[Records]
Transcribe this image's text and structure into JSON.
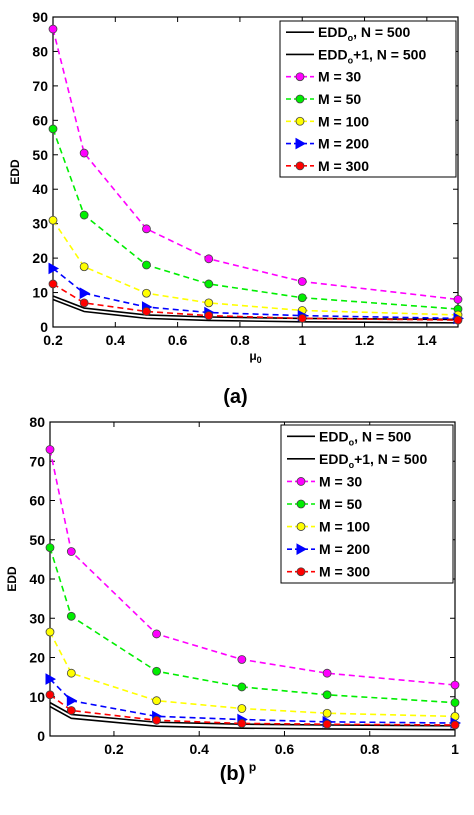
{
  "chart_data": [
    {
      "type": "line",
      "panel_label": "(a)",
      "xlabel": "μ",
      "xlabel_sub": "0",
      "ylabel": "EDD",
      "xlim": [
        0.2,
        1.5
      ],
      "ylim": [
        0,
        90
      ],
      "xticks": [
        0.2,
        0.4,
        0.6,
        0.8,
        1,
        1.2,
        1.4
      ],
      "xtick_labels": [
        "0.2",
        "0.4",
        "0.6",
        "0.8",
        "1",
        "1.2",
        "1.4"
      ],
      "yticks": [
        0,
        10,
        20,
        30,
        40,
        50,
        60,
        70,
        80,
        90
      ],
      "ytick_labels": [
        "0",
        "10",
        "20",
        "30",
        "40",
        "50",
        "60",
        "70",
        "80",
        "90"
      ],
      "x": [
        0.2,
        0.3,
        0.5,
        0.7,
        1.0,
        1.5
      ],
      "legend_position": "top-right",
      "series": [
        {
          "name": "EDD",
          "name_sub": "o",
          "name_suffix": ", N = 500",
          "color": "#000000",
          "style": "solid",
          "marker": "none",
          "values": [
            8.0,
            4.5,
            2.5,
            1.9,
            1.5,
            1.2
          ]
        },
        {
          "name": "EDD",
          "name_sub": "o",
          "name_suffix": "+1, N = 500",
          "color": "#000000",
          "style": "solid",
          "marker": "none",
          "values": [
            9.0,
            5.5,
            3.5,
            2.9,
            2.5,
            2.2
          ]
        },
        {
          "name": "M = 30",
          "color": "#ff00ff",
          "style": "dashed",
          "marker": "circle",
          "values": [
            86.5,
            50.5,
            28.5,
            19.8,
            13.2,
            8.0
          ]
        },
        {
          "name": "M = 50",
          "color": "#00ee00",
          "style": "dashed",
          "marker": "circle",
          "values": [
            57.5,
            32.5,
            18.0,
            12.5,
            8.5,
            5.2
          ]
        },
        {
          "name": "M = 100",
          "color": "#ffff00",
          "style": "dashed",
          "marker": "circle",
          "values": [
            31.0,
            17.5,
            9.8,
            7.0,
            4.8,
            3.5
          ]
        },
        {
          "name": "M = 200",
          "color": "#0000ff",
          "style": "dashed",
          "marker": "triangle-right",
          "values": [
            17.0,
            9.8,
            5.8,
            4.2,
            3.3,
            2.5
          ]
        },
        {
          "name": "M = 300",
          "color": "#ff0000",
          "style": "dashed",
          "marker": "circle",
          "values": [
            12.5,
            7.0,
            4.5,
            3.3,
            2.5,
            2.0
          ]
        }
      ]
    },
    {
      "type": "line",
      "panel_label": "(b)",
      "xlabel": "p",
      "xlabel_sub": "",
      "ylabel": "EDD",
      "xlim": [
        0.05,
        1.0
      ],
      "ylim": [
        0,
        80
      ],
      "xticks": [
        0.2,
        0.4,
        0.6,
        0.8,
        1
      ],
      "xtick_labels": [
        "0.2",
        "0.4",
        "0.6",
        "0.8",
        "1"
      ],
      "yticks": [
        0,
        10,
        20,
        30,
        40,
        50,
        60,
        70,
        80
      ],
      "ytick_labels": [
        "0",
        "10",
        "20",
        "30",
        "40",
        "50",
        "60",
        "70",
        "80"
      ],
      "x": [
        0.05,
        0.1,
        0.3,
        0.5,
        0.7,
        1.0
      ],
      "legend_position": "top-right",
      "series": [
        {
          "name": "EDD",
          "name_sub": "o",
          "name_suffix": ", N = 500",
          "color": "#000000",
          "style": "solid",
          "marker": "none",
          "values": [
            7.5,
            4.5,
            2.5,
            2.0,
            1.8,
            1.6
          ]
        },
        {
          "name": "EDD",
          "name_sub": "o",
          "name_suffix": "+1, N = 500",
          "color": "#000000",
          "style": "solid",
          "marker": "none",
          "values": [
            8.5,
            5.5,
            3.5,
            3.0,
            2.8,
            2.6
          ]
        },
        {
          "name": "M = 30",
          "color": "#ff00ff",
          "style": "dashed",
          "marker": "circle",
          "values": [
            73.0,
            47.0,
            26.0,
            19.5,
            16.0,
            13.0
          ]
        },
        {
          "name": "M = 50",
          "color": "#00ee00",
          "style": "dashed",
          "marker": "circle",
          "values": [
            48.0,
            30.5,
            16.5,
            12.5,
            10.5,
            8.5
          ]
        },
        {
          "name": "M = 100",
          "color": "#ffff00",
          "style": "dashed",
          "marker": "circle",
          "values": [
            26.5,
            16.0,
            9.0,
            7.0,
            5.8,
            5.0
          ]
        },
        {
          "name": "M = 200",
          "color": "#0000ff",
          "style": "dashed",
          "marker": "triangle-right",
          "values": [
            14.5,
            9.0,
            5.0,
            4.2,
            3.6,
            3.3
          ]
        },
        {
          "name": "M = 300",
          "color": "#ff0000",
          "style": "dashed",
          "marker": "circle",
          "values": [
            10.5,
            6.5,
            4.0,
            3.2,
            3.0,
            2.8
          ]
        }
      ]
    }
  ]
}
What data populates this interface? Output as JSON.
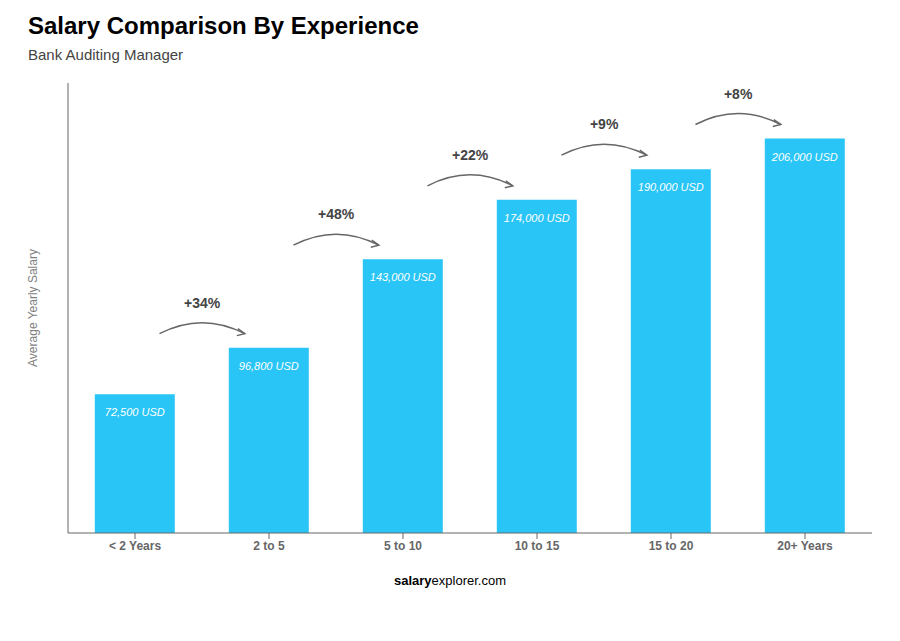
{
  "chart_data": {
    "type": "bar",
    "title": "Salary Comparison By Experience",
    "subtitle": "Bank Auditing Manager",
    "categories": [
      "< 2 Years",
      "2 to 5",
      "5 to 10",
      "10 to 15",
      "15 to 20",
      "20+ Years"
    ],
    "values": [
      72500,
      96800,
      143000,
      174000,
      190000,
      206000
    ],
    "value_labels": [
      "72,500 USD",
      "96,800 USD",
      "143,000 USD",
      "174,000 USD",
      "190,000 USD",
      "206,000 USD"
    ],
    "data_labels": true,
    "color": "#29c5f6",
    "ylabel": "Average Yearly Salary",
    "ylim": [
      0,
      235000
    ],
    "tick_labels": "x",
    "grid": false,
    "annotations": [
      "+34%",
      "+48%",
      "+22%",
      "+9%",
      "+8%"
    ],
    "footer": [
      "salary",
      "explorer.com"
    ]
  }
}
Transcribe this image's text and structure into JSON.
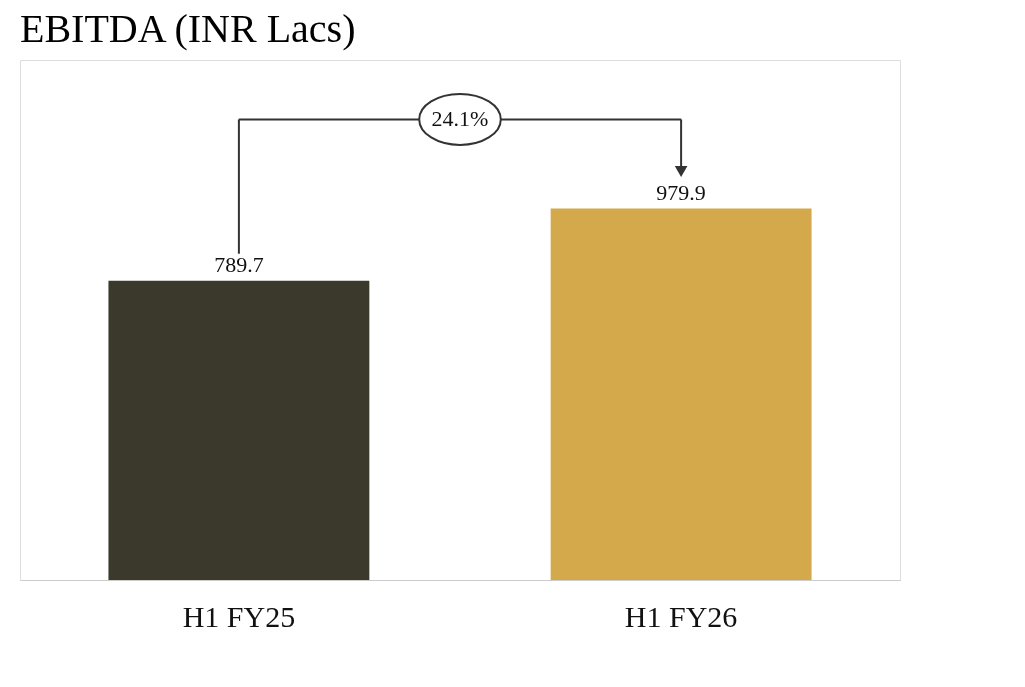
{
  "chart_data": {
    "type": "bar",
    "title": "EBITDA  (INR Lacs)",
    "categories": [
      "H1 FY25",
      "H1 FY26"
    ],
    "values": [
      789.7,
      979.9
    ],
    "colors": [
      "#3b392c",
      "#d4a94b"
    ],
    "data_labels": true,
    "annotations": [
      "24.1%"
    ]
  }
}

▶ GIVEN PROBLEM
Quote the material word for word, dropping any images it holds.

▶ OUTPUT OF THE TASK
Transcribe this image's text and structure into JSON.
{
  "chart_data": [
    {
      "type": "line",
      "panel_label": "(a)",
      "xlabel": "μ",
      "xlabel_sub": "0",
      "ylabel": "EDD",
      "xlim": [
        0.2,
        1.5
      ],
      "ylim": [
        0,
        90
      ],
      "xticks": [
        0.2,
        0.4,
        0.6,
        0.8,
        1,
        1.2,
        1.4
      ],
      "xtick_labels": [
        "0.2",
        "0.4",
        "0.6",
        "0.8",
        "1",
        "1.2",
        "1.4"
      ],
      "yticks": [
        0,
        10,
        20,
        30,
        40,
        50,
        60,
        70,
        80,
        90
      ],
      "ytick_labels": [
        "0",
        "10",
        "20",
        "30",
        "40",
        "50",
        "60",
        "70",
        "80",
        "90"
      ],
      "x": [
        0.2,
        0.3,
        0.5,
        0.7,
        1.0,
        1.5
      ],
      "legend_position": "top-right",
      "series": [
        {
          "name": "EDD",
          "name_sub": "o",
          "name_suffix": ", N = 500",
          "color": "#000000",
          "style": "solid",
          "marker": "none",
          "values": [
            8.0,
            4.5,
            2.5,
            1.9,
            1.5,
            1.2
          ]
        },
        {
          "name": "EDD",
          "name_sub": "o",
          "name_suffix": "+1, N = 500",
          "color": "#000000",
          "style": "solid",
          "marker": "none",
          "values": [
            9.0,
            5.5,
            3.5,
            2.9,
            2.5,
            2.2
          ]
        },
        {
          "name": "M = 30",
          "color": "#ff00ff",
          "style": "dashed",
          "marker": "circle",
          "values": [
            86.5,
            50.5,
            28.5,
            19.8,
            13.2,
            8.0
          ]
        },
        {
          "name": "M = 50",
          "color": "#00ee00",
          "style": "dashed",
          "marker": "circle",
          "values": [
            57.5,
            32.5,
            18.0,
            12.5,
            8.5,
            5.2
          ]
        },
        {
          "name": "M = 100",
          "color": "#ffff00",
          "style": "dashed",
          "marker": "circle",
          "values": [
            31.0,
            17.5,
            9.8,
            7.0,
            4.8,
            3.5
          ]
        },
        {
          "name": "M = 200",
          "color": "#0000ff",
          "style": "dashed",
          "marker": "triangle-right",
          "values": [
            17.0,
            9.8,
            5.8,
            4.2,
            3.3,
            2.5
          ]
        },
        {
          "name": "M = 300",
          "color": "#ff0000",
          "style": "dashed",
          "marker": "circle",
          "values": [
            12.5,
            7.0,
            4.5,
            3.3,
            2.5,
            2.0
          ]
        }
      ]
    },
    {
      "type": "line",
      "panel_label": "(b)",
      "xlabel": "p",
      "xlabel_sub": "",
      "ylabel": "EDD",
      "xlim": [
        0.05,
        1.0
      ],
      "ylim": [
        0,
        80
      ],
      "xticks": [
        0.2,
        0.4,
        0.6,
        0.8,
        1
      ],
      "xtick_labels": [
        "0.2",
        "0.4",
        "0.6",
        "0.8",
        "1"
      ],
      "yticks": [
        0,
        10,
        20,
        30,
        40,
        50,
        60,
        70,
        80
      ],
      "ytick_labels": [
        "0",
        "10",
        "20",
        "30",
        "40",
        "50",
        "60",
        "70",
        "80"
      ],
      "x": [
        0.05,
        0.1,
        0.3,
        0.5,
        0.7,
        1.0
      ],
      "legend_position": "top-right",
      "series": [
        {
          "name": "EDD",
          "name_sub": "o",
          "name_suffix": ", N = 500",
          "color": "#000000",
          "style": "solid",
          "marker": "none",
          "values": [
            7.5,
            4.5,
            2.5,
            2.0,
            1.8,
            1.6
          ]
        },
        {
          "name": "EDD",
          "name_sub": "o",
          "name_suffix": "+1, N = 500",
          "color": "#000000",
          "style": "solid",
          "marker": "none",
          "values": [
            8.5,
            5.5,
            3.5,
            3.0,
            2.8,
            2.6
          ]
        },
        {
          "name": "M = 30",
          "color": "#ff00ff",
          "style": "dashed",
          "marker": "circle",
          "values": [
            73.0,
            47.0,
            26.0,
            19.5,
            16.0,
            13.0
          ]
        },
        {
          "name": "M = 50",
          "color": "#00ee00",
          "style": "dashed",
          "marker": "circle",
          "values": [
            48.0,
            30.5,
            16.5,
            12.5,
            10.5,
            8.5
          ]
        },
        {
          "name": "M = 100",
          "color": "#ffff00",
          "style": "dashed",
          "marker": "circle",
          "values": [
            26.5,
            16.0,
            9.0,
            7.0,
            5.8,
            5.0
          ]
        },
        {
          "name": "M = 200",
          "color": "#0000ff",
          "style": "dashed",
          "marker": "triangle-right",
          "values": [
            14.5,
            9.0,
            5.0,
            4.2,
            3.6,
            3.3
          ]
        },
        {
          "name": "M = 300",
          "color": "#ff0000",
          "style": "dashed",
          "marker": "circle",
          "values": [
            10.5,
            6.5,
            4.0,
            3.2,
            3.0,
            2.8
          ]
        }
      ]
    }
  ]
}
What data populates this interface? Output as JSON.
{
  "chart_data": {
    "type": "bar",
    "title": "Salary Comparison By Experience",
    "subtitle": "Bank Auditing Manager",
    "categories": [
      "< 2 Years",
      "2 to 5",
      "5 to 10",
      "10 to 15",
      "15 to 20",
      "20+ Years"
    ],
    "values": [
      72500,
      96800,
      143000,
      174000,
      190000,
      206000
    ],
    "value_labels": [
      "72,500 USD",
      "96,800 USD",
      "143,000 USD",
      "174,000 USD",
      "190,000 USD",
      "206,000 USD"
    ],
    "data_labels": true,
    "color": "#29c5f6",
    "ylabel": "Average Yearly Salary",
    "ylim": [
      0,
      235000
    ],
    "tick_labels": "x",
    "grid": false,
    "annotations": [
      "+34%",
      "+48%",
      "+22%",
      "+9%",
      "+8%"
    ],
    "footer": [
      "salary",
      "explorer.com"
    ]
  }
}
Transcribe this image's text and structure into JSON.
{
  "chart_data": {
    "type": "bar",
    "title": "EBITDA  (INR Lacs)",
    "categories": [
      "H1 FY25",
      "H1 FY26"
    ],
    "values": [
      789.7,
      979.9
    ],
    "colors": [
      "#3b392c",
      "#d4a94b"
    ],
    "data_labels": true,
    "annotations": [
      "24.1%"
    ]
  }
}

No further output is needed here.